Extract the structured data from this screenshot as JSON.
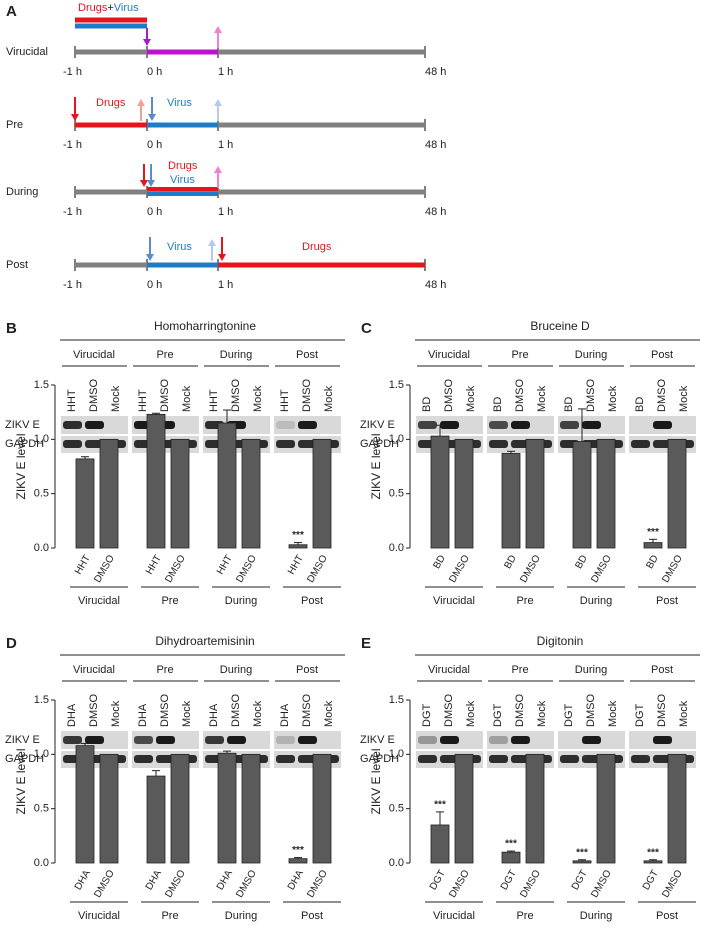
{
  "panel_a": {
    "letter": "A",
    "rows": [
      "Virucidal",
      "Pre",
      "During",
      "Post"
    ],
    "time_labels": [
      "-1 h",
      "0 h",
      "1 h",
      "48 h"
    ],
    "virucidal_label": [
      "Drugs",
      "+",
      "Virus"
    ],
    "drugs": "Drugs",
    "virus": "Virus"
  },
  "chart_data": [
    {
      "type": "bar",
      "letter": "B",
      "title": "Homoharringtonine",
      "groups": [
        "Virucidal",
        "Pre",
        "During",
        "Post"
      ],
      "lanes": [
        "HHT",
        "DMSO",
        "Mock"
      ],
      "blot_rows": [
        "ZIKV E",
        "GAPDH"
      ],
      "ylabel": "ZIKV E level",
      "categories": [
        "HHT",
        "DMSO",
        "HHT",
        "DMSO",
        "HHT",
        "DMSO",
        "HHT",
        "DMSO"
      ],
      "values": [
        0.82,
        1,
        1.23,
        1,
        1.15,
        1,
        0.03,
        1
      ],
      "errors": [
        0.02,
        null,
        0.01,
        null,
        0.12,
        null,
        0.02,
        null
      ],
      "color": "#5a5a5a",
      "ylim": [
        0,
        1.5
      ],
      "yticks": [
        {
          "value": 0,
          "label": "0.0"
        },
        0.5,
        {
          "value": 1,
          "label": "1.0"
        },
        1.5
      ],
      "annotations": [
        {
          "text": "***",
          "index": 6
        }
      ]
    },
    {
      "type": "bar",
      "letter": "C",
      "title": "Bruceine D",
      "groups": [
        "Virucidal",
        "Pre",
        "During",
        "Post"
      ],
      "lanes": [
        "BD",
        "DMSO",
        "Mock"
      ],
      "blot_rows": [
        "ZIKV E",
        "GAPDH"
      ],
      "ylabel": "ZIKV E level",
      "categories": [
        "BD",
        "DMSO",
        "BD",
        "DMSO",
        "BD",
        "DMSO",
        "BD",
        "DMSO"
      ],
      "values": [
        1.03,
        1,
        0.87,
        1,
        0.98,
        1,
        0.05,
        1
      ],
      "errors": [
        0.1,
        null,
        0.02,
        null,
        0.3,
        null,
        0.03,
        null
      ],
      "color": "#5a5a5a",
      "ylim": [
        0,
        1.5
      ],
      "yticks": [
        {
          "value": 0,
          "label": "0.0"
        },
        0.5,
        {
          "value": 1,
          "label": "1.0"
        },
        1.5
      ],
      "annotations": [
        {
          "text": "***",
          "index": 6
        }
      ]
    },
    {
      "type": "bar",
      "letter": "D",
      "title": "Dihydroartemisinin",
      "groups": [
        "Virucidal",
        "Pre",
        "During",
        "Post"
      ],
      "lanes": [
        "DHA",
        "DMSO",
        "Mock"
      ],
      "blot_rows": [
        "ZIKV E",
        "GAPDH"
      ],
      "ylabel": "ZIKV E level",
      "categories": [
        "DHA",
        "DMSO",
        "DHA",
        "DMSO",
        "DHA",
        "DMSO",
        "DHA",
        "DMSO"
      ],
      "values": [
        1.08,
        1,
        0.8,
        1,
        1.01,
        1,
        0.04,
        1
      ],
      "errors": [
        0.02,
        null,
        0.05,
        null,
        0.02,
        null,
        0.01,
        null
      ],
      "color": "#5a5a5a",
      "ylim": [
        0,
        1.5
      ],
      "yticks": [
        {
          "value": 0,
          "label": "0.0"
        },
        0.5,
        {
          "value": 1,
          "label": "1.0"
        },
        1.5
      ],
      "annotations": [
        {
          "text": "***",
          "index": 6
        }
      ]
    },
    {
      "type": "bar",
      "letter": "E",
      "title": "Digitonin",
      "groups": [
        "Virucidal",
        "Pre",
        "During",
        "Post"
      ],
      "lanes": [
        "DGT",
        "DMSO",
        "Mock"
      ],
      "blot_rows": [
        "ZIKV E",
        "GAPDH"
      ],
      "ylabel": "ZIKV E level",
      "categories": [
        "DGT",
        "DMSO",
        "DGT",
        "DMSO",
        "DGT",
        "DMSO",
        "DGT",
        "DMSO"
      ],
      "values": [
        0.35,
        1,
        0.1,
        1,
        0.02,
        1,
        0.02,
        1
      ],
      "errors": [
        0.12,
        null,
        0.01,
        null,
        0.01,
        null,
        0.01,
        null
      ],
      "color": "#5a5a5a",
      "ylim": [
        0,
        1.5
      ],
      "yticks": [
        {
          "value": 0,
          "label": "0.0"
        },
        0.5,
        {
          "value": 1,
          "label": "1.0"
        },
        1.5
      ],
      "annotations": [
        {
          "text": "***",
          "index": 0
        },
        {
          "text": "***",
          "index": 2
        },
        {
          "text": "***",
          "index": 4
        },
        {
          "text": "***",
          "index": 6
        }
      ]
    }
  ]
}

┄┄┄┄┄┄┄┄┄┄┄┄┄┄┄┄┄┄┄┄

Exercise instructions: Leave out the pictures; repeat the data exactly.

Your solution:
Extract the structured data from this screenshot as JSON.
{
  "panel_a": {
    "letter": "A",
    "rows": [
      "Virucidal",
      "Pre",
      "During",
      "Post"
    ],
    "time_labels": [
      "-1 h",
      "0 h",
      "1 h",
      "48 h"
    ],
    "virucidal_label": [
      "Drugs",
      "+",
      "Virus"
    ],
    "drugs": "Drugs",
    "virus": "Virus"
  },
  "chart_data": [
    {
      "type": "bar",
      "letter": "B",
      "title": "Homoharringtonine",
      "groups": [
        "Virucidal",
        "Pre",
        "During",
        "Post"
      ],
      "lanes": [
        "HHT",
        "DMSO",
        "Mock"
      ],
      "blot_rows": [
        "ZIKV E",
        "GAPDH"
      ],
      "ylabel": "ZIKV E level",
      "categories": [
        "HHT",
        "DMSO",
        "HHT",
        "DMSO",
        "HHT",
        "DMSO",
        "HHT",
        "DMSO"
      ],
      "values": [
        0.82,
        1,
        1.23,
        1,
        1.15,
        1,
        0.03,
        1
      ],
      "errors": [
        0.02,
        null,
        0.01,
        null,
        0.12,
        null,
        0.02,
        null
      ],
      "color": "#5a5a5a",
      "ylim": [
        0,
        1.5
      ],
      "yticks": [
        {
          "value": 0,
          "label": "0.0"
        },
        0.5,
        {
          "value": 1,
          "label": "1.0"
        },
        1.5
      ],
      "annotations": [
        {
          "text": "***",
          "index": 6
        }
      ]
    },
    {
      "type": "bar",
      "letter": "C",
      "title": "Bruceine D",
      "groups": [
        "Virucidal",
        "Pre",
        "During",
        "Post"
      ],
      "lanes": [
        "BD",
        "DMSO",
        "Mock"
      ],
      "blot_rows": [
        "ZIKV E",
        "GAPDH"
      ],
      "ylabel": "ZIKV E level",
      "categories": [
        "BD",
        "DMSO",
        "BD",
        "DMSO",
        "BD",
        "DMSO",
        "BD",
        "DMSO"
      ],
      "values": [
        1.03,
        1,
        0.87,
        1,
        0.98,
        1,
        0.05,
        1
      ],
      "errors": [
        0.1,
        null,
        0.02,
        null,
        0.3,
        null,
        0.03,
        null
      ],
      "color": "#5a5a5a",
      "ylim": [
        0,
        1.5
      ],
      "yticks": [
        {
          "value": 0,
          "label": "0.0"
        },
        0.5,
        {
          "value": 1,
          "label": "1.0"
        },
        1.5
      ],
      "annotations": [
        {
          "text": "***",
          "index": 6
        }
      ]
    },
    {
      "type": "bar",
      "letter": "D",
      "title": "Dihydroartemisinin",
      "groups": [
        "Virucidal",
        "Pre",
        "During",
        "Post"
      ],
      "lanes": [
        "DHA",
        "DMSO",
        "Mock"
      ],
      "blot_rows": [
        "ZIKV E",
        "GAPDH"
      ],
      "ylabel": "ZIKV E level",
      "categories": [
        "DHA",
        "DMSO",
        "DHA",
        "DMSO",
        "DHA",
        "DMSO",
        "DHA",
        "DMSO"
      ],
      "values": [
        1.08,
        1,
        0.8,
        1,
        1.01,
        1,
        0.04,
        1
      ],
      "errors": [
        0.02,
        null,
        0.05,
        null,
        0.02,
        null,
        0.01,
        null
      ],
      "color": "#5a5a5a",
      "ylim": [
        0,
        1.5
      ],
      "yticks": [
        {
          "value": 0,
          "label": "0.0"
        },
        0.5,
        {
          "value": 1,
          "label": "1.0"
        },
        1.5
      ],
      "annotations": [
        {
          "text": "***",
          "index": 6
        }
      ]
    },
    {
      "type": "bar",
      "letter": "E",
      "title": "Digitonin",
      "groups": [
        "Virucidal",
        "Pre",
        "During",
        "Post"
      ],
      "lanes": [
        "DGT",
        "DMSO",
        "Mock"
      ],
      "blot_rows": [
        "ZIKV E",
        "GAPDH"
      ],
      "ylabel": "ZIKV E level",
      "categories": [
        "DGT",
        "DMSO",
        "DGT",
        "DMSO",
        "DGT",
        "DMSO",
        "DGT",
        "DMSO"
      ],
      "values": [
        0.35,
        1,
        0.1,
        1,
        0.02,
        1,
        0.02,
        1
      ],
      "errors": [
        0.12,
        null,
        0.01,
        null,
        0.01,
        null,
        0.01,
        null
      ],
      "color": "#5a5a5a",
      "ylim": [
        0,
        1.5
      ],
      "yticks": [
        {
          "value": 0,
          "label": "0.0"
        },
        0.5,
        {
          "value": 1,
          "label": "1.0"
        },
        1.5
      ],
      "annotations": [
        {
          "text": "***",
          "index": 0
        },
        {
          "text": "***",
          "index": 2
        },
        {
          "text": "***",
          "index": 4
        },
        {
          "text": "***",
          "index": 6
        }
      ]
    }
  ]
}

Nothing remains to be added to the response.